→ **Your instructions**
In the entries below, identify every line with the string "gaat" and copy it.

→ **Provided data**
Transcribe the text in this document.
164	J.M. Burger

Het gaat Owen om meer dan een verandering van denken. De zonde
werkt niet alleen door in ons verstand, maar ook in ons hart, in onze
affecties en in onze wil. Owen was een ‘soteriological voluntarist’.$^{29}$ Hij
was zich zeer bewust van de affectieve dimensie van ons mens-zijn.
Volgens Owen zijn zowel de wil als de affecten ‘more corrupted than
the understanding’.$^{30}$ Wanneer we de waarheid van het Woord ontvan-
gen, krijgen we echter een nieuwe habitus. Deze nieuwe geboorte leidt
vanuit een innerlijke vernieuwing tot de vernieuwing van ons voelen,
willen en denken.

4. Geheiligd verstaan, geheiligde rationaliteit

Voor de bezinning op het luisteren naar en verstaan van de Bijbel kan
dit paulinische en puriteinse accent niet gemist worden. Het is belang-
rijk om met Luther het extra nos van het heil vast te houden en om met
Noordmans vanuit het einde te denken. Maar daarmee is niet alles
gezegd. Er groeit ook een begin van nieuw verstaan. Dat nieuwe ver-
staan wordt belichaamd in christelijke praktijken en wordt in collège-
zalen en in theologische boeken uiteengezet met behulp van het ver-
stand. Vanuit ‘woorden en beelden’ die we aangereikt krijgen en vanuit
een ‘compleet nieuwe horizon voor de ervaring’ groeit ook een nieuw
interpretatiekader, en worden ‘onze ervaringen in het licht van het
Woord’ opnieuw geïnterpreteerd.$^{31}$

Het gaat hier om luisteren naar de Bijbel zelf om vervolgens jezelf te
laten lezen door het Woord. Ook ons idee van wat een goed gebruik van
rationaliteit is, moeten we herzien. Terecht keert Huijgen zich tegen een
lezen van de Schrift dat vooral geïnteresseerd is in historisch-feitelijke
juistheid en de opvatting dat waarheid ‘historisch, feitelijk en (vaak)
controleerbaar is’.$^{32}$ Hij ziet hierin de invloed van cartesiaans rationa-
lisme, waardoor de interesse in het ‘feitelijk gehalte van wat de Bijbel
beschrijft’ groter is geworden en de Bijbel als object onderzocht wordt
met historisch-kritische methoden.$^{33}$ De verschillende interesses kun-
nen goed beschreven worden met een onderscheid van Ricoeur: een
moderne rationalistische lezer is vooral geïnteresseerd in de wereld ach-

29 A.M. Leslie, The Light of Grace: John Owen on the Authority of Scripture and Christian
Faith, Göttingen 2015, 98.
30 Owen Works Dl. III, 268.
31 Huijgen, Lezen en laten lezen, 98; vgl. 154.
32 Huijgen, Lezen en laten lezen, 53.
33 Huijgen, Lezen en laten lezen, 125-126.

→ **The solution**
Het gaat Owen om meer dan een verandering van denken. De zonde
Het gaat hier om luisteren naar de Bijbel zelf om vervolgens jezelf te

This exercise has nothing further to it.